Stated problem:
Output all the material that follows, exactly as given.

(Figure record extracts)
■ ■ ■ ■

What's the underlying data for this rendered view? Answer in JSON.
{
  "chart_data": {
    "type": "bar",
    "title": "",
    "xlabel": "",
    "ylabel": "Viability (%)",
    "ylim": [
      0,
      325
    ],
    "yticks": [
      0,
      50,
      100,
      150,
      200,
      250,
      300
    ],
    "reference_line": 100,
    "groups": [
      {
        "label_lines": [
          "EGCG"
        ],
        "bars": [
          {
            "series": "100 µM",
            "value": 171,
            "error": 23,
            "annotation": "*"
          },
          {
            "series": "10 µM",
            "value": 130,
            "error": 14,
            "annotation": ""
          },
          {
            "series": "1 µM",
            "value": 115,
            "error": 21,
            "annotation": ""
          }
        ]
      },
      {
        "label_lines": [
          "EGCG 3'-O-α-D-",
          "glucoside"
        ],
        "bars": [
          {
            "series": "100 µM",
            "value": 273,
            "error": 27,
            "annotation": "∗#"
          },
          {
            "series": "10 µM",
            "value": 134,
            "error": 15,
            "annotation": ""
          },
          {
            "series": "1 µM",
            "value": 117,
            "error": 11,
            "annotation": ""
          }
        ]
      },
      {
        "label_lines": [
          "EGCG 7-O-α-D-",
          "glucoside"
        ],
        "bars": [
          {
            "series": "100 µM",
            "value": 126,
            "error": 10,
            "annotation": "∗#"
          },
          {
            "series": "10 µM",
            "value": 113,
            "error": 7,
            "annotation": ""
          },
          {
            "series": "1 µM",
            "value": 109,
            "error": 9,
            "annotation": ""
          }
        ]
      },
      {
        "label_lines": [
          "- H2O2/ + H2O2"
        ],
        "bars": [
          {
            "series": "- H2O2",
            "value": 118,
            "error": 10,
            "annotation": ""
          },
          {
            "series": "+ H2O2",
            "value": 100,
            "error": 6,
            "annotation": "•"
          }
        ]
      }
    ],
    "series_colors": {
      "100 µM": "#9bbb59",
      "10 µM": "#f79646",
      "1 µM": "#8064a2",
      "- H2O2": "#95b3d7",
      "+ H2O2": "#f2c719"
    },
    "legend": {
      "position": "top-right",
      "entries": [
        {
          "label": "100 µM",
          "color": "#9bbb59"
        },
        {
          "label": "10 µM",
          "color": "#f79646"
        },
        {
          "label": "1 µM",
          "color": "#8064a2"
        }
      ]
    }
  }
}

■ ■ ■ ■

Result of the exercise:
What's the underlying data for this rendered view? Answer in JSON.
{
  "chart_data": {
    "type": "bar",
    "title": "",
    "xlabel": "",
    "ylabel": "Viability (%)",
    "ylim": [
      0,
      325
    ],
    "yticks": [
      0,
      50,
      100,
      150,
      200,
      250,
      300
    ],
    "reference_line": 100,
    "groups": [
      {
        "label_lines": [
          "EGCG"
        ],
        "bars": [
          {
            "series": "100 µM",
            "value": 171,
            "error": 23,
            "annotation": "*"
          },
          {
            "series": "10 µM",
            "value": 130,
            "error": 14,
            "annotation": ""
          },
          {
            "series": "1 µM",
            "value": 115,
            "error": 21,
            "annotation": ""
          }
        ]
      },
      {
        "label_lines": [
          "EGCG 3'-O-α-D-",
          "glucoside"
        ],
        "bars": [
          {
            "series": "100 µM",
            "value": 273,
            "error": 27,
            "annotation": "∗#"
          },
          {
            "series": "10 µM",
            "value": 134,
            "error": 15,
            "annotation": ""
          },
          {
            "series": "1 µM",
            "value": 117,
            "error": 11,
            "annotation": ""
          }
        ]
      },
      {
        "label_lines": [
          "EGCG 7-O-α-D-",
          "glucoside"
        ],
        "bars": [
          {
            "series": "100 µM",
            "value": 126,
            "error": 10,
            "annotation": "∗#"
          },
          {
            "series": "10 µM",
            "value": 113,
            "error": 7,
            "annotation": ""
          },
          {
            "series": "1 µM",
            "value": 109,
            "error": 9,
            "annotation": ""
          }
        ]
      },
      {
        "label_lines": [
          "- H2O2/ + H2O2"
        ],
        "bars": [
          {
            "series": "- H2O2",
            "value": 118,
            "error": 10,
            "annotation": ""
          },
          {
            "series": "+ H2O2",
            "value": 100,
            "error": 6,
            "annotation": "•"
          }
        ]
      }
    ],
    "series_colors": {
      "100 µM": "#9bbb59",
      "10 µM": "#f79646",
      "1 µM": "#8064a2",
      "- H2O2": "#95b3d7",
      "+ H2O2": "#f2c719"
    },
    "legend": {
      "position": "top-right",
      "entries": [
        {
          "label": "100 µM",
          "color": "#9bbb59"
        },
        {
          "label": "10 µM",
          "color": "#f79646"
        },
        {
          "label": "1 µM",
          "color": "#8064a2"
        }
      ]
    }
  }
}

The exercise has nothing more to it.